## TASK INPUTS:
★ ★ ★ ★
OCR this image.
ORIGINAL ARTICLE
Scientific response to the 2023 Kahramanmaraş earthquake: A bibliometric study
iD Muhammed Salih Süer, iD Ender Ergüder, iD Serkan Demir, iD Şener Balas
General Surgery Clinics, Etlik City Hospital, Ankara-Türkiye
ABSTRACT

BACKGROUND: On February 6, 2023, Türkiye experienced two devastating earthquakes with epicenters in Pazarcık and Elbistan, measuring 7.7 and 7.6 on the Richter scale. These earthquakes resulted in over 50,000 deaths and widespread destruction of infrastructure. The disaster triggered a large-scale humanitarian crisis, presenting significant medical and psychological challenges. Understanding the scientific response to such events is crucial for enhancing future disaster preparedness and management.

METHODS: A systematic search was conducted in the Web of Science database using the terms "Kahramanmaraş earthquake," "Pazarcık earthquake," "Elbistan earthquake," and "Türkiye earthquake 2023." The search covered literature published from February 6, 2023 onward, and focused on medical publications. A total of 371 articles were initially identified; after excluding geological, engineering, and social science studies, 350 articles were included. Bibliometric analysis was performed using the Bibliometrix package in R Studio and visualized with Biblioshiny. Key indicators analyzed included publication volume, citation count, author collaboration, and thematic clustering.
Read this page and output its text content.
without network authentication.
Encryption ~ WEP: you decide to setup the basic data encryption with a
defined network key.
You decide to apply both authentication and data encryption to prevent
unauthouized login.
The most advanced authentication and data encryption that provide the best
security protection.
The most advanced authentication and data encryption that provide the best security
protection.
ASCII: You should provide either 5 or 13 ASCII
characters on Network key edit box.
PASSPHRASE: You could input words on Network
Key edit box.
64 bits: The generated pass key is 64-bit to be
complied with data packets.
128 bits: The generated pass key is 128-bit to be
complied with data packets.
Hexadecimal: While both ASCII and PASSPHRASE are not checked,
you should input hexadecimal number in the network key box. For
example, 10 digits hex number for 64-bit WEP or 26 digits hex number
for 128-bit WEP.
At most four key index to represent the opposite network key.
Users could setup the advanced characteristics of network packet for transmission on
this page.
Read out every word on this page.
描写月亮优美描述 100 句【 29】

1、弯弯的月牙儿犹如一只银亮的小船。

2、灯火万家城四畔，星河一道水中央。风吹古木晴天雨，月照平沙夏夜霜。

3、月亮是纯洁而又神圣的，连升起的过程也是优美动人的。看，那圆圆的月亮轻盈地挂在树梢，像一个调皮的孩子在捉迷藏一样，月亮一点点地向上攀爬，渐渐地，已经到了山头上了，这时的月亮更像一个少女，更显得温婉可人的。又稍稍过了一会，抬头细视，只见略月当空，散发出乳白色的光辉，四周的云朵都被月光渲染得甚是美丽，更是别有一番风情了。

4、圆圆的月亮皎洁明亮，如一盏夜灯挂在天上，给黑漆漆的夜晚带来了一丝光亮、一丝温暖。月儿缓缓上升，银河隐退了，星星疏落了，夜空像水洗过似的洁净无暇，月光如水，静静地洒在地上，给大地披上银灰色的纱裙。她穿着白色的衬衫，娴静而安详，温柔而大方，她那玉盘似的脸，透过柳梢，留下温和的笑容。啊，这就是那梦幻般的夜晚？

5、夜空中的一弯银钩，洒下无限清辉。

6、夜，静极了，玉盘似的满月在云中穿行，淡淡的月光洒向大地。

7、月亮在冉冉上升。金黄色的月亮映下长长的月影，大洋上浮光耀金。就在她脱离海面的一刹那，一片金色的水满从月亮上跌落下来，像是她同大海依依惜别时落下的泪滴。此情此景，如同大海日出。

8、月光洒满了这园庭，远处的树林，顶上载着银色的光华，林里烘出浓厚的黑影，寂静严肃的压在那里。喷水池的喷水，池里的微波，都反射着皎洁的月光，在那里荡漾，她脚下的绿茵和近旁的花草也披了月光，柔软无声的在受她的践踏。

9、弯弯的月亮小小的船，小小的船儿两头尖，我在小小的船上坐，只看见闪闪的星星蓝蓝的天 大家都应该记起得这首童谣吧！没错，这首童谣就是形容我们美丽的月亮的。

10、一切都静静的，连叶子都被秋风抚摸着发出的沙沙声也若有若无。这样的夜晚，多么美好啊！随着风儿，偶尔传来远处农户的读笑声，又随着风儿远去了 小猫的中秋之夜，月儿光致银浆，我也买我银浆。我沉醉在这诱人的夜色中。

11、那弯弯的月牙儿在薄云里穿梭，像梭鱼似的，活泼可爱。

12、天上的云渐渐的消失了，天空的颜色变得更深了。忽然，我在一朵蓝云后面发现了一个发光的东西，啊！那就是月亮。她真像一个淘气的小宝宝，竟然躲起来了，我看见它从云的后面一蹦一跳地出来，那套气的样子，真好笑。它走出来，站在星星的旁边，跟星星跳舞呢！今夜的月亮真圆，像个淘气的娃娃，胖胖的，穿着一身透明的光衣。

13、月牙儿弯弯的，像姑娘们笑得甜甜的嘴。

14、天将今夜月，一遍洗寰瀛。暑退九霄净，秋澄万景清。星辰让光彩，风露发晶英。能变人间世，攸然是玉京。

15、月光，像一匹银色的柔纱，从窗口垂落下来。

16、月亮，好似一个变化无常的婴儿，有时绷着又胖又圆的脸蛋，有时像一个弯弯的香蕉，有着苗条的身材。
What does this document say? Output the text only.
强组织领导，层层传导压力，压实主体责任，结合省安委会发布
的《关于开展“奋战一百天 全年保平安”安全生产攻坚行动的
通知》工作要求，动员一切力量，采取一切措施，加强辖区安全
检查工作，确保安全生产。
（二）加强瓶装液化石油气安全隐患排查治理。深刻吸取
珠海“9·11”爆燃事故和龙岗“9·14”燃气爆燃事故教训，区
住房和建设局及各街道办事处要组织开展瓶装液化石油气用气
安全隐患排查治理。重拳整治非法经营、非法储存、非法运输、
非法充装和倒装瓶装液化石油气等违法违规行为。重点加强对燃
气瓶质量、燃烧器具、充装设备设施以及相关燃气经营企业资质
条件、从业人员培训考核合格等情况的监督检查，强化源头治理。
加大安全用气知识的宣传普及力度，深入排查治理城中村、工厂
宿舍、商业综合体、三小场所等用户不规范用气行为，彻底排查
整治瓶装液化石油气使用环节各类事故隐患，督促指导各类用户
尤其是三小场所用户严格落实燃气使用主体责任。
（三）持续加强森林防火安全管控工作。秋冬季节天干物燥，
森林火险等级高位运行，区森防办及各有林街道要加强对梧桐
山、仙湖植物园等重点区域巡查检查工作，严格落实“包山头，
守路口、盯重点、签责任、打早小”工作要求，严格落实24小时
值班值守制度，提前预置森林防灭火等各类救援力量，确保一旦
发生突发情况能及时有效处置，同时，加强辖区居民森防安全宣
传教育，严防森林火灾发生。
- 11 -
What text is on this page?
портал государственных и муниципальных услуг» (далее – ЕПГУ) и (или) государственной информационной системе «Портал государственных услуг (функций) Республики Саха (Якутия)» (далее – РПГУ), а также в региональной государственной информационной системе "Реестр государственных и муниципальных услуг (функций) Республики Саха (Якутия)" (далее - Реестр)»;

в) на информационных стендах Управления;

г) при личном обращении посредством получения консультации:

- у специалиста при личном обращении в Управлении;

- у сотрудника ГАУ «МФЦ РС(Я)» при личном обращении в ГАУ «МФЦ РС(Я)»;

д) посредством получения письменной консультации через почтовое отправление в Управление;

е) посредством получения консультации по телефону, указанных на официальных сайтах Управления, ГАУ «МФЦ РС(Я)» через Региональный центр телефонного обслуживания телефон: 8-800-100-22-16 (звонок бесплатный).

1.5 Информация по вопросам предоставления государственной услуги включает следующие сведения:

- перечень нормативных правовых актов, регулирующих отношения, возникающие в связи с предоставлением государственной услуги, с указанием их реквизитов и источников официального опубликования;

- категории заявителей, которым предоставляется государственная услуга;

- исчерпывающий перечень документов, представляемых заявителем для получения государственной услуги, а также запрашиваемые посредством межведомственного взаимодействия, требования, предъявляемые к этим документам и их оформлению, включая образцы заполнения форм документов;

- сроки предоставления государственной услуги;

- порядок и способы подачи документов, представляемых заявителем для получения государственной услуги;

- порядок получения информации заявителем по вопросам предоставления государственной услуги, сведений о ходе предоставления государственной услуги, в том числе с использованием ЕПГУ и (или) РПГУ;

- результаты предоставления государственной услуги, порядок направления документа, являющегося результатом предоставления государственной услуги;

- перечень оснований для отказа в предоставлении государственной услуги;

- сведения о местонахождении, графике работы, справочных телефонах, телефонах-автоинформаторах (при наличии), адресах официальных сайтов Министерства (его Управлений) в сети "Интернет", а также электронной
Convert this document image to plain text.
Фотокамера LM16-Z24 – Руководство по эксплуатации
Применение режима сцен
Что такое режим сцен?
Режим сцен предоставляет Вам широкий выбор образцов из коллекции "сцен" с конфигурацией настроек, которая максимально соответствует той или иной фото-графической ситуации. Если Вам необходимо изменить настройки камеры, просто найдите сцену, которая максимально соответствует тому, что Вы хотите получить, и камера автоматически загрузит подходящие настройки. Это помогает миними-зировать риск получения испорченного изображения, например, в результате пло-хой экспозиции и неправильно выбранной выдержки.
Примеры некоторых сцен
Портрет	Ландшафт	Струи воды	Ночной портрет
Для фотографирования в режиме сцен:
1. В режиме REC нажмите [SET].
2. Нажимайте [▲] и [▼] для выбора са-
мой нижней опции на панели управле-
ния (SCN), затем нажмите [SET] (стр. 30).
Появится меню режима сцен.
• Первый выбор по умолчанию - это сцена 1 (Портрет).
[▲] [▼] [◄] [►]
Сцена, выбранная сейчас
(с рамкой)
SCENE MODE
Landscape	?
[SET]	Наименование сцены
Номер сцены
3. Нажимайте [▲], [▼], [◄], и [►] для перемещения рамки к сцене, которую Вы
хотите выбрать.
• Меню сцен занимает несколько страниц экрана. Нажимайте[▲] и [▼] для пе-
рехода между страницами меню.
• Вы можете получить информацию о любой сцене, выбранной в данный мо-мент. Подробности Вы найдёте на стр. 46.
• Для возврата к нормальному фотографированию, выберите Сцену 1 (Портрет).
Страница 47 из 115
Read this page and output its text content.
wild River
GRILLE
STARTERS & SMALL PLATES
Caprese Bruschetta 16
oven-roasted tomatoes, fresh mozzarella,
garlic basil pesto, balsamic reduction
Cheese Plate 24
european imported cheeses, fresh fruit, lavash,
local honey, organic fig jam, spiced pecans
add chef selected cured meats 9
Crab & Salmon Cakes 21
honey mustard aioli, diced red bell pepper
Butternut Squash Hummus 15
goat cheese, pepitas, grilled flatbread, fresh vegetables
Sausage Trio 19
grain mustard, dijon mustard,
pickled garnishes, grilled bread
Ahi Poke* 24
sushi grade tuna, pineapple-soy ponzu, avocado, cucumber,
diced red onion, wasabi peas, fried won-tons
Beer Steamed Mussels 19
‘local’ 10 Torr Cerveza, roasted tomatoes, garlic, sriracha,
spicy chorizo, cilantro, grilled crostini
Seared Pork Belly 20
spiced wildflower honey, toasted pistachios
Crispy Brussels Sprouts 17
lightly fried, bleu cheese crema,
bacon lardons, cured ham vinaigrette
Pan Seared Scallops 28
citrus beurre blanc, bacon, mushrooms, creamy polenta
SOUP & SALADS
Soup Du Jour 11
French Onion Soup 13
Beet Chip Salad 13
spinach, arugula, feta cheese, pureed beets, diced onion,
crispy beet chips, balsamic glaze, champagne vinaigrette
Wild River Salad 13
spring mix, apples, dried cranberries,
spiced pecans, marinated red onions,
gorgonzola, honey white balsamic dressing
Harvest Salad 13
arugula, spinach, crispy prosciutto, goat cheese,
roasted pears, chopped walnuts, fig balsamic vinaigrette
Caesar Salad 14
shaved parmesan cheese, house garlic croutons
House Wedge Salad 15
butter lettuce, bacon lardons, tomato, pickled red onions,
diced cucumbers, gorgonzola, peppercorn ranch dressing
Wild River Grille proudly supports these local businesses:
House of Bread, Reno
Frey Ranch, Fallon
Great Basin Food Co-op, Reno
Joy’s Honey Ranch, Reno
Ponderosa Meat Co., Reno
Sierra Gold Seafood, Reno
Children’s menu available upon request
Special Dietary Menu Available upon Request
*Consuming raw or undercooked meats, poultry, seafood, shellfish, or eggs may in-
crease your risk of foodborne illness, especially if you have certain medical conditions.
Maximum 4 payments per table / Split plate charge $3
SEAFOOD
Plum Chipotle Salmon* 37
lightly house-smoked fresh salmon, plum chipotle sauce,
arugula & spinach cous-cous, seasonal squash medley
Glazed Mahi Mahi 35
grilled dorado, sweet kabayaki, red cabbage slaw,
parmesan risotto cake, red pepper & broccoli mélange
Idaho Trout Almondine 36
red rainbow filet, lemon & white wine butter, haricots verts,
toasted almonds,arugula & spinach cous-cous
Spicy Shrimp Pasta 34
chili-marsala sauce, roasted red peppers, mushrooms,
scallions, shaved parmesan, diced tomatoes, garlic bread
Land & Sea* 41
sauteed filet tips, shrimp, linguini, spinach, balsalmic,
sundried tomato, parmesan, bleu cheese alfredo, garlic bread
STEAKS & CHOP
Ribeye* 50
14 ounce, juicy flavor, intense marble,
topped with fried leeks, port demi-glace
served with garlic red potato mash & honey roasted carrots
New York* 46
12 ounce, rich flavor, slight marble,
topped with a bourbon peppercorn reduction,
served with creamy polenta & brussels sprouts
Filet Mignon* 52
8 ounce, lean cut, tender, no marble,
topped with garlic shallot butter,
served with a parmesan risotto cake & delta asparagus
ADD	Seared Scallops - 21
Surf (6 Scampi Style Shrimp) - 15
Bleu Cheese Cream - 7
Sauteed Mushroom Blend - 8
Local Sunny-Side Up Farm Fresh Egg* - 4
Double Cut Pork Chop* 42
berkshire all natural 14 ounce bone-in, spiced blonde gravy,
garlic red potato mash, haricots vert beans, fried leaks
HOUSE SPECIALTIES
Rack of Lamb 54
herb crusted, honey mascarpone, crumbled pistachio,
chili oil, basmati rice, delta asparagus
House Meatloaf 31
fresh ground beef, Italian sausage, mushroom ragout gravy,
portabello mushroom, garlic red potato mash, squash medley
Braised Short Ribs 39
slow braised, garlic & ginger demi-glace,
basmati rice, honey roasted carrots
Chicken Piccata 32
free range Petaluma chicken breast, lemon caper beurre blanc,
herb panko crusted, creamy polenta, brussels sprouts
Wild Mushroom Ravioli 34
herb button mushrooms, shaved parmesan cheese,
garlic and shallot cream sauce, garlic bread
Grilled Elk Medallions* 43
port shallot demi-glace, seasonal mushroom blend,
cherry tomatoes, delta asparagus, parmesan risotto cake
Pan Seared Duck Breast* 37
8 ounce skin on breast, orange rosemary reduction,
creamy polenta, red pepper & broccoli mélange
★ ★ ★ ★
From the listing above, pick out each line where the word "most" appears.

The most advanced authentication and data encryption that provide the best
The most advanced authentication and data encryption that provide the best security
At most four key index to represent the opposite network key.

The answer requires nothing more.